» Quoted passage:
□ □ □ □ □ □ □
Brad Smith: That’s really what caused us to shift the vision of Virb, because what we started doing was looking at how people are using Virb. What we had done was built a ton of social features, which nobody was using, but they were using our profile customization tools and our custom domain feature to basically build one page websites. We made it so easy to import Flickr photos and this was pre-Vimeo, but whatever video service was popular at the time. We made it easy to kind of aggregate all of your social content into this one very potentially good-looking page, if you chose a nice theme and you customize it nice.
Brad Smith: That’s really what drove us to pivoting the company and literally keeping the name the same, and emailing hundreds of thousands of users on the social platform, be like, “Guys, what we’re doing isn’t working. It’s not working for us, and if it’s not working for us, it’s not gonna even be around that much longer.” What we did is we took what we saw customers truly using our platform for, and we said, “Let’s take that one element, and let’s turn that into a company,” and that is where we shifted and the p-word, pivoted, into Virb the website builder that still exists today.
Josh Pigford: What was that like for you as the person who had created this thing initially as a social network to have to basically … you pivot it, right, to this separate thing. I mean, was that tough for you?
Brad Smith: It was, because I mean, in the pivot, looking back you can be like what we did was the best call, and it worked, but really what that meant was admitting failure. We lost. We went out there as a small, scrappy team of five people working on Virb and thought we could take on a Myspace, and then a Facebook, and then a Tumblr. There’s so many mistakes we made early on that if I had done things differently, I think the outcome could have been different, but also at the end of the day, I think everyone on the team, Ryan, Steven, we were kind of over the, “Let’s wake up every day and fight to have a social network.”
Josh Pigford: Right.
□ □ □ □ □ □ □
» Information provided:
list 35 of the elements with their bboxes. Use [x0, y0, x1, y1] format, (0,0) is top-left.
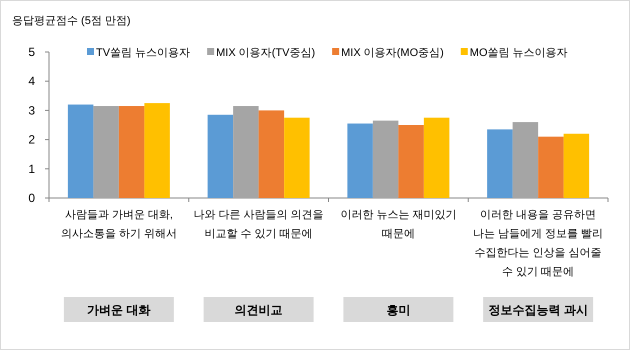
□ □ □ □ □ □ □
» The task: List every company or online service the interview transcript names. Base your answer only on the interview transcript.

» Solution for this exercise:
- Virb
- Flickr
- Vimeo
- Myspace
- Facebook
- Tumblr